[Dataset excerpt]
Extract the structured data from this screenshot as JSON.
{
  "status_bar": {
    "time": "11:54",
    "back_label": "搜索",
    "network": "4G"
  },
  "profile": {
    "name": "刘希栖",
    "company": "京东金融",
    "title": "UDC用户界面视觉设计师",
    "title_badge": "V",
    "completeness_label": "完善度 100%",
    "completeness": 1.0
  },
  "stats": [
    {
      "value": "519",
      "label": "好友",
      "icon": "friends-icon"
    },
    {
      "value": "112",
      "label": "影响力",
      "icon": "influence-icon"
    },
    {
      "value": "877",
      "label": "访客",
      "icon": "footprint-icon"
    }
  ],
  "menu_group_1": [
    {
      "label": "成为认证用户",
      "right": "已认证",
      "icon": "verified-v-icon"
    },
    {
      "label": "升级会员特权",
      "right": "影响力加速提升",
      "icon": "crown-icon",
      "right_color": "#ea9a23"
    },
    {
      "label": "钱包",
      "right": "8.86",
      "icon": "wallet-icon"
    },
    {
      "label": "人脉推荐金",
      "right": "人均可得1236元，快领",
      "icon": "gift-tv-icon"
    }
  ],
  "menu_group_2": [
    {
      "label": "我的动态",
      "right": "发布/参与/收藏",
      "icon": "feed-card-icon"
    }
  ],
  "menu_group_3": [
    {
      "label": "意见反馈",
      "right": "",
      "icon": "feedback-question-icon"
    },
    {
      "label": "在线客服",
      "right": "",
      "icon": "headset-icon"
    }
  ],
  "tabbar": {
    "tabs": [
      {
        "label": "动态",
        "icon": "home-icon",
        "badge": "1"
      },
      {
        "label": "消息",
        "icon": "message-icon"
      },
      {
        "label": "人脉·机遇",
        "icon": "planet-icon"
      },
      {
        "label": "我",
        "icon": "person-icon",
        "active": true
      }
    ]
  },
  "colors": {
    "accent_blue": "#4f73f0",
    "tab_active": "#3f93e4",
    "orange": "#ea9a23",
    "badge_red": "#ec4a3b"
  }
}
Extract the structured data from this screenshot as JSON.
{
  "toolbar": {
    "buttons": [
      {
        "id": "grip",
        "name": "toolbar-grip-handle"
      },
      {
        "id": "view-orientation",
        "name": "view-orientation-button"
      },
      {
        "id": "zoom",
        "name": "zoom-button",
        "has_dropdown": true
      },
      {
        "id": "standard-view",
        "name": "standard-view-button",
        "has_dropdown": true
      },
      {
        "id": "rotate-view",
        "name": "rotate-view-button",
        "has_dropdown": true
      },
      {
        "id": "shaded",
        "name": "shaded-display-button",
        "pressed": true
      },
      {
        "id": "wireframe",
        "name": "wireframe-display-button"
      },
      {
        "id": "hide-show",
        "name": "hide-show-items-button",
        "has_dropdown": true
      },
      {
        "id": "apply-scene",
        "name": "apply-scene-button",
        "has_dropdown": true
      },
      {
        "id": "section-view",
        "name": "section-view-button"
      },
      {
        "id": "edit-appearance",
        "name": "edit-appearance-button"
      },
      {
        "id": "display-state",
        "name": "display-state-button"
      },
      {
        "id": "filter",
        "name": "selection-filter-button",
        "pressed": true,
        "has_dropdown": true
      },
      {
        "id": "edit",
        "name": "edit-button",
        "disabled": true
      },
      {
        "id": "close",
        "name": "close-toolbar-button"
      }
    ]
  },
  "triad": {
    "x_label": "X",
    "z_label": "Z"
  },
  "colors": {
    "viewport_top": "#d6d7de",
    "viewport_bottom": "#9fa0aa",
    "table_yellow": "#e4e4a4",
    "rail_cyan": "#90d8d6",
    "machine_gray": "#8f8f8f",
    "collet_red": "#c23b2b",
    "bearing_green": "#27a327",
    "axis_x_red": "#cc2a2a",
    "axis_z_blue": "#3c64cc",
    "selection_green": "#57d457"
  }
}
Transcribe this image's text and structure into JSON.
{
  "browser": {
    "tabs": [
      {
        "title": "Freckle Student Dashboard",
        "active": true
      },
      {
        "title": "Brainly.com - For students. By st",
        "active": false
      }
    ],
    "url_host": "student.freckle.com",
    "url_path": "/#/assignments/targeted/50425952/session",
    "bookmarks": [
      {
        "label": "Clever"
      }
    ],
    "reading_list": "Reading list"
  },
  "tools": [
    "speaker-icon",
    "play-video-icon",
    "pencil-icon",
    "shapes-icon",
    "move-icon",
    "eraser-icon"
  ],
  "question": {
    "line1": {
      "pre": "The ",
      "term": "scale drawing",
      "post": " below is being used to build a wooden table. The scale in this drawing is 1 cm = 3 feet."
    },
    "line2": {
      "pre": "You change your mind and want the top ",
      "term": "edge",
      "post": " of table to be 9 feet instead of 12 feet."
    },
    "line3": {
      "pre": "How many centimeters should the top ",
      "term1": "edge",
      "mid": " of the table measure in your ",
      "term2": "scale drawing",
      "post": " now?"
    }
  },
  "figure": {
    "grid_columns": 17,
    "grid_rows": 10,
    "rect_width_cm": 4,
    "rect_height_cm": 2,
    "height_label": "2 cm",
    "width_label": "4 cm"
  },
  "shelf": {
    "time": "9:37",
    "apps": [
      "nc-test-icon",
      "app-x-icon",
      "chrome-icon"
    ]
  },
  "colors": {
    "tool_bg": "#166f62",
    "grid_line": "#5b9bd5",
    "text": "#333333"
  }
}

- **What you need to do**: Write down all the entries again without a single difference.

- **Full response**:
Extract the structured data from this screenshot as JSON.
{
  "status_bar": {
    "time": "11:54",
    "back_label": "搜索",
    "network": "4G"
  },
  "profile": {
    "name": "刘希栖",
    "company": "京东金融",
    "title": "UDC用户界面视觉设计师",
    "title_badge": "V",
    "completeness_label": "完善度 100%",
    "completeness": 1.0
  },
  "stats": [
    {
      "value": "519",
      "label": "好友",
      "icon": "friends-icon"
    },
    {
      "value": "112",
      "label": "影响力",
      "icon": "influence-icon"
    },
    {
      "value": "877",
      "label": "访客",
      "icon": "footprint-icon"
    }
  ],
  "menu_group_1": [
    {
      "label": "成为认证用户",
      "right": "已认证",
      "icon": "verified-v-icon"
    },
    {
      "label": "升级会员特权",
      "right": "影响力加速提升",
      "icon": "crown-icon",
      "right_color": "#ea9a23"
    },
    {
      "label": "钱包",
      "right": "8.86",
      "icon": "wallet-icon"
    },
    {
      "label": "人脉推荐金",
      "right": "人均可得1236元，快领",
      "icon": "gift-tv-icon"
    }
  ],
  "menu_group_2": [
    {
      "label": "我的动态",
      "right": "发布/参与/收藏",
      "icon": "feed-card-icon"
    }
  ],
  "menu_group_3": [
    {
      "label": "意见反馈",
      "right": "",
      "icon": "feedback-question-icon"
    },
    {
      "label": "在线客服",
      "right": "",
      "icon": "headset-icon"
    }
  ],
  "tabbar": {
    "tabs": [
      {
        "label": "动态",
        "icon": "home-icon",
        "badge": "1"
      },
      {
        "label": "消息",
        "icon": "message-icon"
      },
      {
        "label": "人脉·机遇",
        "icon": "planet-icon"
      },
      {
        "label": "我",
        "icon": "person-icon",
        "active": true
      }
    ]
  },
  "colors": {
    "accent_blue": "#4f73f0",
    "tab_active": "#3f93e4",
    "orange": "#ea9a23",
    "badge_red": "#ec4a3b"
  }
}
Extract the structured data from this screenshot as JSON.
{
  "toolbar": {
    "buttons": [
      {
        "id": "grip",
        "name": "toolbar-grip-handle"
      },
      {
        "id": "view-orientation",
        "name": "view-orientation-button"
      },
      {
        "id": "zoom",
        "name": "zoom-button",
        "has_dropdown": true
      },
      {
        "id": "standard-view",
        "name": "standard-view-button",
        "has_dropdown": true
      },
      {
        "id": "rotate-view",
        "name": "rotate-view-button",
        "has_dropdown": true
      },
      {
        "id": "shaded",
        "name": "shaded-display-button",
        "pressed": true
      },
      {
        "id": "wireframe",
        "name": "wireframe-display-button"
      },
      {
        "id": "hide-show",
        "name": "hide-show-items-button",
        "has_dropdown": true
      },
      {
        "id": "apply-scene",
        "name": "apply-scene-button",
        "has_dropdown": true
      },
      {
        "id": "section-view",
        "name": "section-view-button"
      },
      {
        "id": "edit-appearance",
        "name": "edit-appearance-button"
      },
      {
        "id": "display-state",
        "name": "display-state-button"
      },
      {
        "id": "filter",
        "name": "selection-filter-button",
        "pressed": true,
        "has_dropdown": true
      },
      {
        "id": "edit",
        "name": "edit-button",
        "disabled": true
      },
      {
        "id": "close",
        "name": "close-toolbar-button"
      }
    ]
  },
  "triad": {
    "x_label": "X",
    "z_label": "Z"
  },
  "colors": {
    "viewport_top": "#d6d7de",
    "viewport_bottom": "#9fa0aa",
    "table_yellow": "#e4e4a4",
    "rail_cyan": "#90d8d6",
    "machine_gray": "#8f8f8f",
    "collet_red": "#c23b2b",
    "bearing_green": "#27a327",
    "axis_x_red": "#cc2a2a",
    "axis_z_blue": "#3c64cc",
    "selection_green": "#57d457"
  }
}
Transcribe this image's text and structure into JSON.
{
  "browser": {
    "tabs": [
      {
        "title": "Freckle Student Dashboard",
        "active": true
      },
      {
        "title": "Brainly.com - For students. By st",
        "active": false
      }
    ],
    "url_host": "student.freckle.com",
    "url_path": "/#/assignments/targeted/50425952/session",
    "bookmarks": [
      {
        "label": "Clever"
      }
    ],
    "reading_list": "Reading list"
  },
  "tools": [
    "speaker-icon",
    "play-video-icon",
    "pencil-icon",
    "shapes-icon",
    "move-icon",
    "eraser-icon"
  ],
  "question": {
    "line1": {
      "pre": "The ",
      "term": "scale drawing",
      "post": " below is being used to build a wooden table. The scale in this drawing is 1 cm = 3 feet."
    },
    "line2": {
      "pre": "You change your mind and want the top ",
      "term": "edge",
      "post": " of table to be 9 feet instead of 12 feet."
    },
    "line3": {
      "pre": "How many centimeters should the top ",
      "term1": "edge",
      "mid": " of the table measure in your ",
      "term2": "scale drawing",
      "post": " now?"
    }
  },
  "figure": {
    "grid_columns": 17,
    "grid_rows": 10,
    "rect_width_cm": 4,
    "rect_height_cm": 2,
    "height_label": "2 cm",
    "width_label": "4 cm"
  },
  "shelf": {
    "time": "9:37",
    "apps": [
      "nc-test-icon",
      "app-x-icon",
      "chrome-icon"
    ]
  },
  "colors": {
    "tool_bg": "#166f62",
    "grid_line": "#5b9bd5",
    "text": "#333333"
  }
}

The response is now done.